Entries of transcribed document text
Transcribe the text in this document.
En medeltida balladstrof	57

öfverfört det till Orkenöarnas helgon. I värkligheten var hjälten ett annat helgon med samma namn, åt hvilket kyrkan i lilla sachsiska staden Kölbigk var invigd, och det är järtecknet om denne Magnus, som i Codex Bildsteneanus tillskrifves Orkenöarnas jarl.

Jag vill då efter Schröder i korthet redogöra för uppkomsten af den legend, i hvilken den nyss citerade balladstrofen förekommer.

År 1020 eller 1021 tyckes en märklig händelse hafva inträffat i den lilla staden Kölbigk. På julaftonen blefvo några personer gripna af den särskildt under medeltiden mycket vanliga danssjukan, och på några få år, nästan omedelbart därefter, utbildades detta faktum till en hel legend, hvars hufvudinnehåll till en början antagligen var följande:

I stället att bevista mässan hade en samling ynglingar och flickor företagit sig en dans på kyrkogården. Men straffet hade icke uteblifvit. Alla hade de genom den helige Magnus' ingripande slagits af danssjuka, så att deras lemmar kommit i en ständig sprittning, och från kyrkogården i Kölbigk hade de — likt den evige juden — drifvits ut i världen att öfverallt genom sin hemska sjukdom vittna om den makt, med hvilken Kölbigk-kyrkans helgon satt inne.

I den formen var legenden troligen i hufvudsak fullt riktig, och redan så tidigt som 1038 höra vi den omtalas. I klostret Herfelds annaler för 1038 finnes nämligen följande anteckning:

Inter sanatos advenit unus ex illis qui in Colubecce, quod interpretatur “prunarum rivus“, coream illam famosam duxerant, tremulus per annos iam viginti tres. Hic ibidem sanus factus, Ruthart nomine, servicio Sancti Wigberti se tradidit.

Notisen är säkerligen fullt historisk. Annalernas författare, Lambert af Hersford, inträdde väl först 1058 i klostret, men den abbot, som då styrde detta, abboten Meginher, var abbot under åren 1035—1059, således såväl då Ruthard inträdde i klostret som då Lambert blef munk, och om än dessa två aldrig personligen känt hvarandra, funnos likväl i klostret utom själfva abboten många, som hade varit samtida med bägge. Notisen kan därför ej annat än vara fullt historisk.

WHAT TO PRODUCE
Every entry is to be returned exactly, with nothing dropped.

OUTPUT OF THE TASK
Transcribe the text in this document.
En medeltida balladstrof	57

öfverfört det till Orkenöarnas helgon. I värkligheten var hjälten ett annat helgon med samma namn, åt hvilket kyrkan i lilla sachsiska staden Kölbigk var invigd, och det är järtecknet om denne Magnus, som i Codex Bildsteneanus tillskrifves Orkenöarnas jarl.

Jag vill då efter Schröder i korthet redogöra för uppkomsten af den legend, i hvilken den nyss citerade balladstrofen förekommer.

År 1020 eller 1021 tyckes en märklig händelse hafva inträffat i den lilla staden Kölbigk. På julaftonen blefvo några personer gripna af den särskildt under medeltiden mycket vanliga danssjukan, och på några få år, nästan omedelbart därefter, utbildades detta faktum till en hel legend, hvars hufvudinnehåll till en början antagligen var följande:

I stället att bevista mässan hade en samling ynglingar och flickor företagit sig en dans på kyrkogården. Men straffet hade icke uteblifvit. Alla hade de genom den helige Magnus' ingripande slagits af danssjuka, så att deras lemmar kommit i en ständig sprittning, och från kyrkogården i Kölbigk hade de — likt den evige juden — drifvits ut i världen att öfverallt genom sin hemska sjukdom vittna om den makt, med hvilken Kölbigk-kyrkans helgon satt inne.

I den formen var legenden troligen i hufvudsak fullt riktig, och redan så tidigt som 1038 höra vi den omtalas. I klostret Herfelds annaler för 1038 finnes nämligen följande anteckning:

Inter sanatos advenit unus ex illis qui in Colubecce, quod interpretatur “prunarum rivus“, coream illam famosam duxerant, tremulus per annos iam viginti tres. Hic ibidem sanus factus, Ruthart nomine, servicio Sancti Wigberti se tradidit.

Notisen är säkerligen fullt historisk. Annalernas författare, Lambert af Hersford, inträdde väl först 1058 i klostret, men den abbot, som då styrde detta, abboten Meginher, var abbot under åren 1035—1059, således såväl då Ruthard inträdde i klostret som då Lambert blef munk, och om än dessa två aldrig personligen känt hvarandra, funnos likväl i klostret utom själfva abboten många, som hade varit samtida med bägge. Notisen kan därför ej annat än vara fullt historisk.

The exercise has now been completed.